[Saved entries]
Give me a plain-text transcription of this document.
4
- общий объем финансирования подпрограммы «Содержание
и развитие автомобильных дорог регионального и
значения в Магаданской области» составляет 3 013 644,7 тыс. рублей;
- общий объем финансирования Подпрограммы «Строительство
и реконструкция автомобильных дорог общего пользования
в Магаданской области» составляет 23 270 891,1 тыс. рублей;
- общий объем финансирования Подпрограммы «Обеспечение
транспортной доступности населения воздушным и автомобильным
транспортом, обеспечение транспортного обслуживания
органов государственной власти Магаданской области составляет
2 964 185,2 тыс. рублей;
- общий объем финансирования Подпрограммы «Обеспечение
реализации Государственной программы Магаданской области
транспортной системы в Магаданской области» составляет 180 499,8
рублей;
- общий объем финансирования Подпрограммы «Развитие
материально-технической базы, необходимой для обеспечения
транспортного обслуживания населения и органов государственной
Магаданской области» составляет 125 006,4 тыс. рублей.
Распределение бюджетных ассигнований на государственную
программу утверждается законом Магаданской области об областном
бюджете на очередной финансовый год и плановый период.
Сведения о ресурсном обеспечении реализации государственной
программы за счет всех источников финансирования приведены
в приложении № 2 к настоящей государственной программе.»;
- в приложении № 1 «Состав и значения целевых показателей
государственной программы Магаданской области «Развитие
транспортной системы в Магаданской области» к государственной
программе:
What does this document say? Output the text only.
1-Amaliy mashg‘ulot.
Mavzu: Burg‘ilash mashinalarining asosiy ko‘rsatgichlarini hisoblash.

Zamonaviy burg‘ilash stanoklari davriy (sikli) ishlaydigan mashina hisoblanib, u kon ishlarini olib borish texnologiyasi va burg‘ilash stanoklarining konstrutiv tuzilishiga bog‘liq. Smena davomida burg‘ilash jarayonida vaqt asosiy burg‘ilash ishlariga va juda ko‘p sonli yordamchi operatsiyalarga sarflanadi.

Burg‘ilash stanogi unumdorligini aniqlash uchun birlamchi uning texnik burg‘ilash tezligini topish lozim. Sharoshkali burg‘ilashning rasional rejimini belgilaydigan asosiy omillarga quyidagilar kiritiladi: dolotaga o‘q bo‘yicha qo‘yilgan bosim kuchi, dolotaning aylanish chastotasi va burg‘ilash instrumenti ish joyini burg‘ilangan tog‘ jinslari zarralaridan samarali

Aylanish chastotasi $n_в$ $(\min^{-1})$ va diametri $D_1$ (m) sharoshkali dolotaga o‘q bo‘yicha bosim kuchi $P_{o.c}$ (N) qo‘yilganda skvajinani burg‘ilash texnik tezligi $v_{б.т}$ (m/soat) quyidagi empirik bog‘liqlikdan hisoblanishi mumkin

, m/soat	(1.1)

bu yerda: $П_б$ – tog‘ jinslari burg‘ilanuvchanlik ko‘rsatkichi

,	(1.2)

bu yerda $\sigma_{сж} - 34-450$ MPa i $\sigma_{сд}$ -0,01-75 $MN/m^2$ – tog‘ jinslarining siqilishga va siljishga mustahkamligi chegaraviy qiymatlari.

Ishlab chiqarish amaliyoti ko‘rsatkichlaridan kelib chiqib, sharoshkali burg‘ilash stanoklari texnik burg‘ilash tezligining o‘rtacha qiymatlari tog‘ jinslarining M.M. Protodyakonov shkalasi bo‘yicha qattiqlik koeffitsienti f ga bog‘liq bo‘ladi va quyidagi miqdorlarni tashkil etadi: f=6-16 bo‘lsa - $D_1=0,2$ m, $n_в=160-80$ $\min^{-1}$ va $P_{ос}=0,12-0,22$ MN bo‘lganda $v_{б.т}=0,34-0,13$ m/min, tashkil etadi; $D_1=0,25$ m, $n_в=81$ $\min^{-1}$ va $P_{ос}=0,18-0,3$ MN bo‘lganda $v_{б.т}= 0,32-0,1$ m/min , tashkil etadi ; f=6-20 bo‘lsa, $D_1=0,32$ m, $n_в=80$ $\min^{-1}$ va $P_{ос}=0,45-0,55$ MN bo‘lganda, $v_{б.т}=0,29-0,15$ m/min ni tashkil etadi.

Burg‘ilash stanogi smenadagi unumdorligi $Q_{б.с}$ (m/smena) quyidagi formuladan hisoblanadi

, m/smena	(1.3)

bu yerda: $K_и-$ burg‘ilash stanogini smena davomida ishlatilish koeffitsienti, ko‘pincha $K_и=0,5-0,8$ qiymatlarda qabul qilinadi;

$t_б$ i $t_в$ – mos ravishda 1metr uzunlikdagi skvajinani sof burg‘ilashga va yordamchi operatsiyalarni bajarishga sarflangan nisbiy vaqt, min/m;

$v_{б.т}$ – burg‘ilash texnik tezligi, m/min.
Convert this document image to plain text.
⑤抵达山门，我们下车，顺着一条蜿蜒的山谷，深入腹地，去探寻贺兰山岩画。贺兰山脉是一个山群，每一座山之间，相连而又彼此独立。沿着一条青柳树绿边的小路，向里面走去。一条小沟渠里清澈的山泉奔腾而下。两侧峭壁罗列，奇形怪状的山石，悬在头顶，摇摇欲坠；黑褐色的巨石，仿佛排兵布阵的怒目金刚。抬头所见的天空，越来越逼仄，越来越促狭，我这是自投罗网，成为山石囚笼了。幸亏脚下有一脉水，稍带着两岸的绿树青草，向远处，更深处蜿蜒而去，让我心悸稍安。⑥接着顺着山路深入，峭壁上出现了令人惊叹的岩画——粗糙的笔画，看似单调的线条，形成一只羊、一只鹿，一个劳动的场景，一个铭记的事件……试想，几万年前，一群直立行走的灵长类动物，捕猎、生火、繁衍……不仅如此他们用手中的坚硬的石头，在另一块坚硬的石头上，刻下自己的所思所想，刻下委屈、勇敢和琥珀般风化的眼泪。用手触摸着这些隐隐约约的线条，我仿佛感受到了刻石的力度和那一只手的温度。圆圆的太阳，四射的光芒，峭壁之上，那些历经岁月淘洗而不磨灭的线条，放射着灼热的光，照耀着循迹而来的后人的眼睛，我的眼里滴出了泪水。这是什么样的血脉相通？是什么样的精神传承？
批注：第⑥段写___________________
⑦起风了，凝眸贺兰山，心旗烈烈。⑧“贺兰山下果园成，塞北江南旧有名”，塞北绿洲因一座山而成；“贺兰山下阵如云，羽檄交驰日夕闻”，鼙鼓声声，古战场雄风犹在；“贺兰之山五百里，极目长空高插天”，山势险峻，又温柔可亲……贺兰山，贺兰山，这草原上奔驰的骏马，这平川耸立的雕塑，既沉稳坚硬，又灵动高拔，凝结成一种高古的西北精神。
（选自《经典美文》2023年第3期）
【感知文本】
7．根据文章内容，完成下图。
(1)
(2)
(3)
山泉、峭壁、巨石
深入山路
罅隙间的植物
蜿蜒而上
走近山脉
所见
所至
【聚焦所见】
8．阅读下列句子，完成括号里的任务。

Exercise:
Each line above must be printed exactly as it appears.

Solution:
Give me a plain-text transcription of this document.
4
- общий объем финансирования подпрограммы «Содержание
и развитие автомобильных дорог регионального и
значения в Магаданской области» составляет 3 013 644,7 тыс. рублей;
- общий объем финансирования Подпрограммы «Строительство
и реконструкция автомобильных дорог общего пользования
в Магаданской области» составляет 23 270 891,1 тыс. рублей;
- общий объем финансирования Подпрограммы «Обеспечение
транспортной доступности населения воздушным и автомобильным
транспортом, обеспечение транспортного обслуживания
органов государственной власти Магаданской области составляет
2 964 185,2 тыс. рублей;
- общий объем финансирования Подпрограммы «Обеспечение
реализации Государственной программы Магаданской области
транспортной системы в Магаданской области» составляет 180 499,8
рублей;
- общий объем финансирования Подпрограммы «Развитие
материально-технической базы, необходимой для обеспечения
транспортного обслуживания населения и органов государственной
Магаданской области» составляет 125 006,4 тыс. рублей.
Распределение бюджетных ассигнований на государственную
программу утверждается законом Магаданской области об областном
бюджете на очередной финансовый год и плановый период.
Сведения о ресурсном обеспечении реализации государственной
программы за счет всех источников финансирования приведены
в приложении № 2 к настоящей государственной программе.»;
- в приложении № 1 «Состав и значения целевых показателей
государственной программы Магаданской области «Развитие
транспортной системы в Магаданской области» к государственной
программе:
What does this document say? Output the text only.
1-Amaliy mashg‘ulot.
Mavzu: Burg‘ilash mashinalarining asosiy ko‘rsatgichlarini hisoblash.

Zamonaviy burg‘ilash stanoklari davriy (sikli) ishlaydigan mashina hisoblanib, u kon ishlarini olib borish texnologiyasi va burg‘ilash stanoklarining konstrutiv tuzilishiga bog‘liq. Smena davomida burg‘ilash jarayonida vaqt asosiy burg‘ilash ishlariga va juda ko‘p sonli yordamchi operatsiyalarga sarflanadi.

Burg‘ilash stanogi unumdorligini aniqlash uchun birlamchi uning texnik burg‘ilash tezligini topish lozim. Sharoshkali burg‘ilashning rasional rejimini belgilaydigan asosiy omillarga quyidagilar kiritiladi: dolotaga o‘q bo‘yicha qo‘yilgan bosim kuchi, dolotaning aylanish chastotasi va burg‘ilash instrumenti ish joyini burg‘ilangan tog‘ jinslari zarralaridan samarali

Aylanish chastotasi $n_в$ $(\min^{-1})$ va diametri $D_1$ (m) sharoshkali dolotaga o‘q bo‘yicha bosim kuchi $P_{o.c}$ (N) qo‘yilganda skvajinani burg‘ilash texnik tezligi $v_{б.т}$ (m/soat) quyidagi empirik bog‘liqlikdan hisoblanishi mumkin

, m/soat	(1.1)

bu yerda: $П_б$ – tog‘ jinslari burg‘ilanuvchanlik ko‘rsatkichi

,	(1.2)

bu yerda $\sigma_{сж} - 34-450$ MPa i $\sigma_{сд}$ -0,01-75 $MN/m^2$ – tog‘ jinslarining siqilishga va siljishga mustahkamligi chegaraviy qiymatlari.

Ishlab chiqarish amaliyoti ko‘rsatkichlaridan kelib chiqib, sharoshkali burg‘ilash stanoklari texnik burg‘ilash tezligining o‘rtacha qiymatlari tog‘ jinslarining M.M. Protodyakonov shkalasi bo‘yicha qattiqlik koeffitsienti f ga bog‘liq bo‘ladi va quyidagi miqdorlarni tashkil etadi: f=6-16 bo‘lsa - $D_1=0,2$ m, $n_в=160-80$ $\min^{-1}$ va $P_{ос}=0,12-0,22$ MN bo‘lganda $v_{б.т}=0,34-0,13$ m/min, tashkil etadi; $D_1=0,25$ m, $n_в=81$ $\min^{-1}$ va $P_{ос}=0,18-0,3$ MN bo‘lganda $v_{б.т}= 0,32-0,1$ m/min , tashkil etadi ; f=6-20 bo‘lsa, $D_1=0,32$ m, $n_в=80$ $\min^{-1}$ va $P_{ос}=0,45-0,55$ MN bo‘lganda, $v_{б.т}=0,29-0,15$ m/min ni tashkil etadi.

Burg‘ilash stanogi smenadagi unumdorligi $Q_{б.с}$ (m/smena) quyidagi formuladan hisoblanadi

, m/smena	(1.3)

bu yerda: $K_и-$ burg‘ilash stanogini smena davomida ishlatilish koeffitsienti, ko‘pincha $K_и=0,5-0,8$ qiymatlarda qabul qilinadi;

$t_б$ i $t_в$ – mos ravishda 1metr uzunlikdagi skvajinani sof burg‘ilashga va yordamchi operatsiyalarni bajarishga sarflangan nisbiy vaqt, min/m;

$v_{б.т}$ – burg‘ilash texnik tezligi, m/min.
Convert this document image to plain text.
⑤抵达山门，我们下车，顺着一条蜿蜒的山谷，深入腹地，去探寻贺兰山岩画。贺兰山脉是一个山群，每一座山之间，相连而又彼此独立。沿着一条青柳树绿边的小路，向里面走去。一条小沟渠里清澈的山泉奔腾而下。两侧峭壁罗列，奇形怪状的山石，悬在头顶，摇摇欲坠；黑褐色的巨石，仿佛排兵布阵的怒目金刚。抬头所见的天空，越来越逼仄，越来越促狭，我这是自投罗网，成为山石囚笼了。幸亏脚下有一脉水，稍带着两岸的绿树青草，向远处，更深处蜿蜒而去，让我心悸稍安。⑥接着顺着山路深入，峭壁上出现了令人惊叹的岩画——粗糙的笔画，看似单调的线条，形成一只羊、一只鹿，一个劳动的场景，一个铭记的事件……试想，几万年前，一群直立行走的灵长类动物，捕猎、生火、繁衍……不仅如此他们用手中的坚硬的石头，在另一块坚硬的石头上，刻下自己的所思所想，刻下委屈、勇敢和琥珀般风化的眼泪。用手触摸着这些隐隐约约的线条，我仿佛感受到了刻石的力度和那一只手的温度。圆圆的太阳，四射的光芒，峭壁之上，那些历经岁月淘洗而不磨灭的线条，放射着灼热的光，照耀着循迹而来的后人的眼睛，我的眼里滴出了泪水。这是什么样的血脉相通？是什么样的精神传承？
批注：第⑥段写___________________
⑦起风了，凝眸贺兰山，心旗烈烈。⑧“贺兰山下果园成，塞北江南旧有名”，塞北绿洲因一座山而成；“贺兰山下阵如云，羽檄交驰日夕闻”，鼙鼓声声，古战场雄风犹在；“贺兰之山五百里，极目长空高插天”，山势险峻，又温柔可亲……贺兰山，贺兰山，这草原上奔驰的骏马，这平川耸立的雕塑，既沉稳坚硬，又灵动高拔，凝结成一种高古的西北精神。
（选自《经典美文》2023年第3期）
【感知文本】
7．根据文章内容，完成下图。
(1)
(2)
(3)
山泉、峭壁、巨石
深入山路
罅隙间的植物
蜿蜒而上
走近山脉
所见
所至
【聚焦所见】
8．阅读下列句子，完成括号里的任务。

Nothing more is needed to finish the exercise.